Transcribe each record exactly. Include every one.

——

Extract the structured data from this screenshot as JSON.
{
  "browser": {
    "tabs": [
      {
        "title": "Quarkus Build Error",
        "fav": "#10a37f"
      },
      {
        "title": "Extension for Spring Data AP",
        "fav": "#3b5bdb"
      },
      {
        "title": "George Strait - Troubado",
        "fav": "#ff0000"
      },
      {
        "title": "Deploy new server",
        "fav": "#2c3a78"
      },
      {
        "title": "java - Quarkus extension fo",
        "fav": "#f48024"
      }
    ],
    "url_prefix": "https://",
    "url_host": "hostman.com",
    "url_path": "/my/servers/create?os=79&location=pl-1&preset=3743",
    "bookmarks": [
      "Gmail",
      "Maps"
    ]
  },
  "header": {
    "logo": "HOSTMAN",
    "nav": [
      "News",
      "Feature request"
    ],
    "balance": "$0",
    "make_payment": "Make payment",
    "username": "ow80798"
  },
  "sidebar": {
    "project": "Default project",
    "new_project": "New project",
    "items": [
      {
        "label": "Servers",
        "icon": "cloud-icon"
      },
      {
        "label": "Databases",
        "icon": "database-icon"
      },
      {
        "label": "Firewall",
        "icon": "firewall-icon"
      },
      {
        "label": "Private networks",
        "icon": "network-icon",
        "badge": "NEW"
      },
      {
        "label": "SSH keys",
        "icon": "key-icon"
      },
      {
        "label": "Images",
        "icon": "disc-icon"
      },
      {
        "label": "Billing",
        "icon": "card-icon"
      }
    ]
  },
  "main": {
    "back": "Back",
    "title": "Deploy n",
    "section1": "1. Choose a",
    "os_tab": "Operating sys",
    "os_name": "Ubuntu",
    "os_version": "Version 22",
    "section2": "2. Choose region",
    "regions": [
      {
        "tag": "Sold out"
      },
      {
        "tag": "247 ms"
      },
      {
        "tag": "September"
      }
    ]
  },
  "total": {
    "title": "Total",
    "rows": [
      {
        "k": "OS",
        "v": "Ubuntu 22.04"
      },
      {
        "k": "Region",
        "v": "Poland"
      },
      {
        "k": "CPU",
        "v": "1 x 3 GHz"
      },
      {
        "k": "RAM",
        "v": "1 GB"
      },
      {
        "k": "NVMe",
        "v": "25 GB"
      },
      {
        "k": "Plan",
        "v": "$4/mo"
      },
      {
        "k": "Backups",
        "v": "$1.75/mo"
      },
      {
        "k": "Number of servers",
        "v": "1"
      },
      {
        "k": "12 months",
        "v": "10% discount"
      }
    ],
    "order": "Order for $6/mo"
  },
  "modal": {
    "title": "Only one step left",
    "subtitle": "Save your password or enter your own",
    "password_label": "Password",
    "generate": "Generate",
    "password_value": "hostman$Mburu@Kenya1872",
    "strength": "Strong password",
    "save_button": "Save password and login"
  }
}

——

*Reply to the exercise*
Extract the structured data from this screenshot as JSON.
{
  "browser": {
    "tabs": [
      {
        "title": "Quarkus Build Error",
        "fav": "#10a37f"
      },
      {
        "title": "Extension for Spring Data AP",
        "fav": "#3b5bdb"
      },
      {
        "title": "George Strait - Troubado",
        "fav": "#ff0000"
      },
      {
        "title": "Deploy new server",
        "fav": "#2c3a78"
      },
      {
        "title": "java - Quarkus extension fo",
        "fav": "#f48024"
      }
    ],
    "url_prefix": "https://",
    "url_host": "hostman.com",
    "url_path": "/my/servers/create?os=79&location=pl-1&preset=3743",
    "bookmarks": [
      "Gmail",
      "Maps"
    ]
  },
  "header": {
    "logo": "HOSTMAN",
    "nav": [
      "News",
      "Feature request"
    ],
    "balance": "$0",
    "make_payment": "Make payment",
    "username": "ow80798"
  },
  "sidebar": {
    "project": "Default project",
    "new_project": "New project",
    "items": [
      {
        "label": "Servers",
        "icon": "cloud-icon"
      },
      {
        "label": "Databases",
        "icon": "database-icon"
      },
      {
        "label": "Firewall",
        "icon": "firewall-icon"
      },
      {
        "label": "Private networks",
        "icon": "network-icon",
        "badge": "NEW"
      },
      {
        "label": "SSH keys",
        "icon": "key-icon"
      },
      {
        "label": "Images",
        "icon": "disc-icon"
      },
      {
        "label": "Billing",
        "icon": "card-icon"
      }
    ]
  },
  "main": {
    "back": "Back",
    "title": "Deploy n",
    "section1": "1. Choose a",
    "os_tab": "Operating sys",
    "os_name": "Ubuntu",
    "os_version": "Version 22",
    "section2": "2. Choose region",
    "regions": [
      {
        "tag": "Sold out"
      },
      {
        "tag": "247 ms"
      },
      {
        "tag": "September"
      }
    ]
  },
  "total": {
    "title": "Total",
    "rows": [
      {
        "k": "OS",
        "v": "Ubuntu 22.04"
      },
      {
        "k": "Region",
        "v": "Poland"
      },
      {
        "k": "CPU",
        "v": "1 x 3 GHz"
      },
      {
        "k": "RAM",
        "v": "1 GB"
      },
      {
        "k": "NVMe",
        "v": "25 GB"
      },
      {
        "k": "Plan",
        "v": "$4/mo"
      },
      {
        "k": "Backups",
        "v": "$1.75/mo"
      },
      {
        "k": "Number of servers",
        "v": "1"
      },
      {
        "k": "12 months",
        "v": "10% discount"
      }
    ],
    "order": "Order for $6/mo"
  },
  "modal": {
    "title": "Only one step left",
    "subtitle": "Save your password or enter your own",
    "password_label": "Password",
    "generate": "Generate",
    "password_value": "hostman$Mburu@Kenya1872",
    "strength": "Strong password",
    "save_button": "Save password and login"
  }
}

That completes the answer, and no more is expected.